- **ТЕКСТ ДЛЯ ЧТЕНИЯ**:

....

Ой лишенько, що буде! Перспективы украинской войны в оптике советского человека

soviet-optics

Нет, тут ничего не будет про славянское братство и интернационализм советских людей, которым, когда они взбирались на озеро Иссык-Куль, в каждом кишлаке резали барашка и играли на бубне.

Будет гораздо хуже.

На днях оказался свидетелем одного нечаянного социолингвистического эксперимента. Нечаянного — потому что никто его не проводил, он сам собой случился. А социолингвистического, потому что язык — явление со всех сторон социальное. Состояние языка — объективный показатель состояния общества. И вообще, «язык — дом бытия», как говорил Мартин Хайдеггер, посасывая трубочку и поглядывая искоса на гостей, собравшихся послушать, как он будет говорить «язык — дом бытия».

Так вот. Смотрел ролик с обращениями пленных украинских солдат «ко всем, кто меня слышит», где они просят посодействовать их обмену на военнопленных из Новороссии. Каждый пленный вначале называет имя, часть и место жительства на гражданке. Одни говорят по-русски. Другие по-украински, таких меньше. И что характерно: если человек говорит по-украински, то местом жительства обязательно называет какую-нибудь деревню или село. Если по-русски, — то город.

Тут, конечно, нет никакого открытия. Всегда было известно, что украинский язык — это lingua rustica — «деревенский язык». Или, правильнее сказать, — народный. Именно поэтому так органично звучат на украинском народные песни — красиво, проникновенно — «по-настоящему». А вот официальная речь — бюрократическая, политическая, научная, переводы из высокой поэзии и всё прочее, что маркируется как «официальная» (то есть не народная) культура, звучит на украинском комично и будто бы понарошку.

Так ведь понарошку и есть! Не будем же мы переводить объяснение в любви на язык технической инструкции или бухгалтерского отчёта. Или будем? Например: поэты объявили себя народом. Учредили своё государство. Всё в нём, начиная от Конституции и заканчивая объявлением остановок в метро, должно быть выражено национальным поэтическим языком… Но сейчас не об этом.

Вроде бы люди за страну умирать пошли — должны быть патриотами родной речи. Ан нет. Потому что украинский язык, несмотря на двадцать лет принудительной «официализации», по-прежнему явление культурно локальное, не всеобщее. (И отнюдь не родное для них.) Значимость украинского языка уменьшается соразмерно тому, как уменьшается роль села (и в целом — народной культуры) в сегодняшней жизни.

....

- **ИСХОДНЫЕ ДАННЫЕ**:
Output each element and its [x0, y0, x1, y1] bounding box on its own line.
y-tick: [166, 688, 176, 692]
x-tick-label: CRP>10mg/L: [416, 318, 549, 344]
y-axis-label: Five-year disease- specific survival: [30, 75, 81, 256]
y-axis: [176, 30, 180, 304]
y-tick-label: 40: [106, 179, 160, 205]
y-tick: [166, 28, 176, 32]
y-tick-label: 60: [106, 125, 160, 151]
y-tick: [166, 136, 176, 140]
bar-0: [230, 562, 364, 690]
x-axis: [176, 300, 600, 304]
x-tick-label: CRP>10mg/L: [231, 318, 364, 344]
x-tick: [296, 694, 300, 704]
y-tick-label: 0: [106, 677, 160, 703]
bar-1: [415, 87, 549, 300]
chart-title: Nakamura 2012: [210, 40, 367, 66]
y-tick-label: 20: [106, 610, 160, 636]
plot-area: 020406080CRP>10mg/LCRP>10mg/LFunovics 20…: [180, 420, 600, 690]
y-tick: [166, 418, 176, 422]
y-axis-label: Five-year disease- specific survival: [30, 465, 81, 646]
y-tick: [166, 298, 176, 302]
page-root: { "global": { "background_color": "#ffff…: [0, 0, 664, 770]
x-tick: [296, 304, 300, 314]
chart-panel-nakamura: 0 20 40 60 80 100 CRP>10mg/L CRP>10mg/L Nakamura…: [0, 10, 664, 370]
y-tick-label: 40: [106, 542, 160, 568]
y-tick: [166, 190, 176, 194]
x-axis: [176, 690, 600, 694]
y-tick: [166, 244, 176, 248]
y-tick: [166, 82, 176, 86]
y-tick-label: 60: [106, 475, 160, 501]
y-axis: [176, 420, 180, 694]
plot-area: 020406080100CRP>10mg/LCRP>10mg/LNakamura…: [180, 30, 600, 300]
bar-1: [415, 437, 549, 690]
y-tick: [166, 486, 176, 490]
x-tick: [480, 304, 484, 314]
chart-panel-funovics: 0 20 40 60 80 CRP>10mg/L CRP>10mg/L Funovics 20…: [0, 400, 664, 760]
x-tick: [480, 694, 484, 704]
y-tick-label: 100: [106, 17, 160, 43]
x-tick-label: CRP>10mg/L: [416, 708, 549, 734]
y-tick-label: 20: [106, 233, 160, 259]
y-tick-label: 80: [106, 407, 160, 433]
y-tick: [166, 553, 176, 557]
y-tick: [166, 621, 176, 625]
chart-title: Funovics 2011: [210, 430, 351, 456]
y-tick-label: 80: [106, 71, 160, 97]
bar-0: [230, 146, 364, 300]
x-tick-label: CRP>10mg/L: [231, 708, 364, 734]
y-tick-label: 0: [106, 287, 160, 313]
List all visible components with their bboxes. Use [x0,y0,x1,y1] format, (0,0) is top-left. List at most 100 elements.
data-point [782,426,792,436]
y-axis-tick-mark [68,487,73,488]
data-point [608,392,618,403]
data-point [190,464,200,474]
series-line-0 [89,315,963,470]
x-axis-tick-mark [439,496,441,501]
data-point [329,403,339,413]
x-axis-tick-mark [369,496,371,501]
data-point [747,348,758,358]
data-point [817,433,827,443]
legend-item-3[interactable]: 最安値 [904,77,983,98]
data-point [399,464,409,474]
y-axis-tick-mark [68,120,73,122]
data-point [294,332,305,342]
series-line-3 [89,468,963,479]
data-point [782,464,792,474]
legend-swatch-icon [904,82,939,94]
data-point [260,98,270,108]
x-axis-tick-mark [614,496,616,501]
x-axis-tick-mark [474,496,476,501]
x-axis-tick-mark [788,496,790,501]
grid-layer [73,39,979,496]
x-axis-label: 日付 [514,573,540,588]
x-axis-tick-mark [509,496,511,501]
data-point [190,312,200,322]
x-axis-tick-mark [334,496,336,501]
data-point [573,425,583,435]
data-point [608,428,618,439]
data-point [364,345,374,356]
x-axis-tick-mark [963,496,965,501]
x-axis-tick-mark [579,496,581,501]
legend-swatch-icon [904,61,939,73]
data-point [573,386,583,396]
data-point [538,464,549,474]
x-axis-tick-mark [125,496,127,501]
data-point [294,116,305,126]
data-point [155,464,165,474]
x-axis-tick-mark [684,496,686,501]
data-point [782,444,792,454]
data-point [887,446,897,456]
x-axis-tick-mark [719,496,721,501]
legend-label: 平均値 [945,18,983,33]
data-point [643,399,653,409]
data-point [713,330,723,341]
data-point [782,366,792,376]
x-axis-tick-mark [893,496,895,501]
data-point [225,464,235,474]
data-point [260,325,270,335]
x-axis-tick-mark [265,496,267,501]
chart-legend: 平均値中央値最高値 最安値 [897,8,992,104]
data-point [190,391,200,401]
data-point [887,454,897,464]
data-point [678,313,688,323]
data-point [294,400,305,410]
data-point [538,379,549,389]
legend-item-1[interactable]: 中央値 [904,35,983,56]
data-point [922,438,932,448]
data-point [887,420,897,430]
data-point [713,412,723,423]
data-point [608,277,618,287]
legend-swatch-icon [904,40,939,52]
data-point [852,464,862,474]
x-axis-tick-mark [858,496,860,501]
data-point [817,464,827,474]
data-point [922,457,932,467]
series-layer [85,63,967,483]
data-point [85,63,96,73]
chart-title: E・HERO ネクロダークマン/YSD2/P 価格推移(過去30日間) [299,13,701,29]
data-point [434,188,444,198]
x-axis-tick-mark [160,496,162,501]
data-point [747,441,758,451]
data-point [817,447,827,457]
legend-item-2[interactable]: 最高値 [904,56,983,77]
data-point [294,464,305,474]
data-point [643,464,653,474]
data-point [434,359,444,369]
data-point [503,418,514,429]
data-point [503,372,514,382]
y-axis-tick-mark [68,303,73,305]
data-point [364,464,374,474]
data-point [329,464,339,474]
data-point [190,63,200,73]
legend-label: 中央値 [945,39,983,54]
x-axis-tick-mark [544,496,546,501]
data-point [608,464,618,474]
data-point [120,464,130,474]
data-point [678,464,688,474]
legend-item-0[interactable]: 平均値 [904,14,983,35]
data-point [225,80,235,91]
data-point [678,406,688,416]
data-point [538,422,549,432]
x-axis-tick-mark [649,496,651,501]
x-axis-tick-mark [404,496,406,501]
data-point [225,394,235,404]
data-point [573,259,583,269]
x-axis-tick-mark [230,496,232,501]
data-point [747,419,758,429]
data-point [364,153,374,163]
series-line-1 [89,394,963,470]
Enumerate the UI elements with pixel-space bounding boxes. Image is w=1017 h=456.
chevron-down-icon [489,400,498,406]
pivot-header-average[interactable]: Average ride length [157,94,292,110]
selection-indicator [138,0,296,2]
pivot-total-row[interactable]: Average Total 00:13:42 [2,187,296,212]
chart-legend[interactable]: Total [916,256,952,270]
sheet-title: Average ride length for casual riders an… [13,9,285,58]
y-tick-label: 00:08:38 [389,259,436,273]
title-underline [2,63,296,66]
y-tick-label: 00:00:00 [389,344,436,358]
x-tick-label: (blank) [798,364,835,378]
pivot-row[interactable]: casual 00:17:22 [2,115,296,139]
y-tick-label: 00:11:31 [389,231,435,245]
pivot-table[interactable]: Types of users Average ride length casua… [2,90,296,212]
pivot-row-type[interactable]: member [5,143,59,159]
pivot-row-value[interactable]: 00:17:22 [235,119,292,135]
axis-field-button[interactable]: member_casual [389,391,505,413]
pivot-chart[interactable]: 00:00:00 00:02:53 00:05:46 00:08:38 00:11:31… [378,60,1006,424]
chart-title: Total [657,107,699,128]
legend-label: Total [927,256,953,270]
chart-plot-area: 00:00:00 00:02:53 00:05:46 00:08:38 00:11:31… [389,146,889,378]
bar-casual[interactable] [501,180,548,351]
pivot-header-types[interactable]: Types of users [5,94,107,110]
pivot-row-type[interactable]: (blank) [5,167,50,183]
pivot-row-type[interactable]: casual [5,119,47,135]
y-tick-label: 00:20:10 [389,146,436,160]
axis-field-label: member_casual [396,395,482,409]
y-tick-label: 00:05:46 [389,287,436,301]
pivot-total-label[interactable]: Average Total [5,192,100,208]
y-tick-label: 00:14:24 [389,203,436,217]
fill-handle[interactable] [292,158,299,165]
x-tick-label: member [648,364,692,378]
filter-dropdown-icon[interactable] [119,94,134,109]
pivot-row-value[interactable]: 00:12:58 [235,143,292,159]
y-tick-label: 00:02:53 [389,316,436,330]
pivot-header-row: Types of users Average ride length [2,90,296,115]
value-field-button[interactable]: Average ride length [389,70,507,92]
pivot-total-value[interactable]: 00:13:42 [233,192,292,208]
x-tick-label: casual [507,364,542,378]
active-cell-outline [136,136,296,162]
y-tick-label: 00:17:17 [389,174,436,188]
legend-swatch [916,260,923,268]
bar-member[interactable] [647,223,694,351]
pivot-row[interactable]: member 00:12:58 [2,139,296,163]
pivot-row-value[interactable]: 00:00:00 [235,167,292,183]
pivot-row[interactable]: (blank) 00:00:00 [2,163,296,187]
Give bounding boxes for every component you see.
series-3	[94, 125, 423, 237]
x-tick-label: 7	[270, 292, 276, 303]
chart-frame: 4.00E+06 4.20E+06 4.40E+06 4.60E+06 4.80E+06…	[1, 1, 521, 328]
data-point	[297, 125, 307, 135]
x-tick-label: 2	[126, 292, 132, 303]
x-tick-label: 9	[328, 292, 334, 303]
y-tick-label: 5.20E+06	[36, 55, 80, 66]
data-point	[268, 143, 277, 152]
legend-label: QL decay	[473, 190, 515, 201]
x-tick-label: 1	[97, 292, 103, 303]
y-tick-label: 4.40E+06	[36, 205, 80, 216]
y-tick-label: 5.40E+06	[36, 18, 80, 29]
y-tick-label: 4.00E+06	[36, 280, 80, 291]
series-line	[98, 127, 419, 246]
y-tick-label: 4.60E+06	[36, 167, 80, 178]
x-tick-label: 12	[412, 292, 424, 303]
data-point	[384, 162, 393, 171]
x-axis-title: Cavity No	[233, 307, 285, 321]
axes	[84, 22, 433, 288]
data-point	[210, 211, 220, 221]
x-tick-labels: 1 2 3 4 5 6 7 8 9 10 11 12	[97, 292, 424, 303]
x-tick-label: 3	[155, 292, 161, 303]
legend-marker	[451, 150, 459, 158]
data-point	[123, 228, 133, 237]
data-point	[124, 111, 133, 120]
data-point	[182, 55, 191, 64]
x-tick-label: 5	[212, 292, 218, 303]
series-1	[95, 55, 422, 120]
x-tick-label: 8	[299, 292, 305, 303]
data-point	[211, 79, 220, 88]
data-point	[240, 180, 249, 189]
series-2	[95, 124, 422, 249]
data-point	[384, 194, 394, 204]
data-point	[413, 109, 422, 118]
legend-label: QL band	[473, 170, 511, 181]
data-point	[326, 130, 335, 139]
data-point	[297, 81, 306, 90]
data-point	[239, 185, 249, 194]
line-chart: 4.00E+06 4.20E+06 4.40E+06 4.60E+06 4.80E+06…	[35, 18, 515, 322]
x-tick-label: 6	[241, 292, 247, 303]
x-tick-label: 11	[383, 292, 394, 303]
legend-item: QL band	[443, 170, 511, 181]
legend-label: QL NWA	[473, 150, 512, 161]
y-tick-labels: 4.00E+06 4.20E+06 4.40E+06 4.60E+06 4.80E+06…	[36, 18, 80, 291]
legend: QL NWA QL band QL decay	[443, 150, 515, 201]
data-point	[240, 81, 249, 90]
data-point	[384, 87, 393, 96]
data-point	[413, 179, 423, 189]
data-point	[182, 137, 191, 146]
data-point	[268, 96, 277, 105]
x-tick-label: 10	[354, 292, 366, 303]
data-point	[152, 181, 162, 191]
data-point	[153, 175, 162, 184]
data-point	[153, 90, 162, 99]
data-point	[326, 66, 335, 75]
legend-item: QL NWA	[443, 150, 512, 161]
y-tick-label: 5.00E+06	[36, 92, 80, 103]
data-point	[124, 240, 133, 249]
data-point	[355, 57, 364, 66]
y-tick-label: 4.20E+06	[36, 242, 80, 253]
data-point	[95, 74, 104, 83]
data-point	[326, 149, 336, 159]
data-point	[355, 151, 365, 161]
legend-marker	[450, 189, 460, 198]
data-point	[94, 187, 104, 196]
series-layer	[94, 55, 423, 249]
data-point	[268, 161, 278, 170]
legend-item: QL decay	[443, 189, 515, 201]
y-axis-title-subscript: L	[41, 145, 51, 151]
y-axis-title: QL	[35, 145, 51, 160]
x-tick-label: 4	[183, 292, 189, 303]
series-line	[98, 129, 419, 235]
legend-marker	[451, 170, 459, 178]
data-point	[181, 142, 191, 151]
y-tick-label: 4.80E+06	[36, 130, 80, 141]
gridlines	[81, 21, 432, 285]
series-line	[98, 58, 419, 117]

....

- **ЦЕЛЬ**:
Перепишите фрагмент текста для чтения между «soviet-optics» и «барашка и играли на бубне.» включительно, заменив «барашка» на «ягнёнка».

- **ВЫПОЛНЕННОЕ ЗАДАНИЕ**:
soviet-optics

Нет, тут ничего не будет про славянское братство и интернационализм советских людей, которым, когда они взбирались на озеро Иссык-Куль, в каждом кишлаке резали ягнёнка и играли на бубне.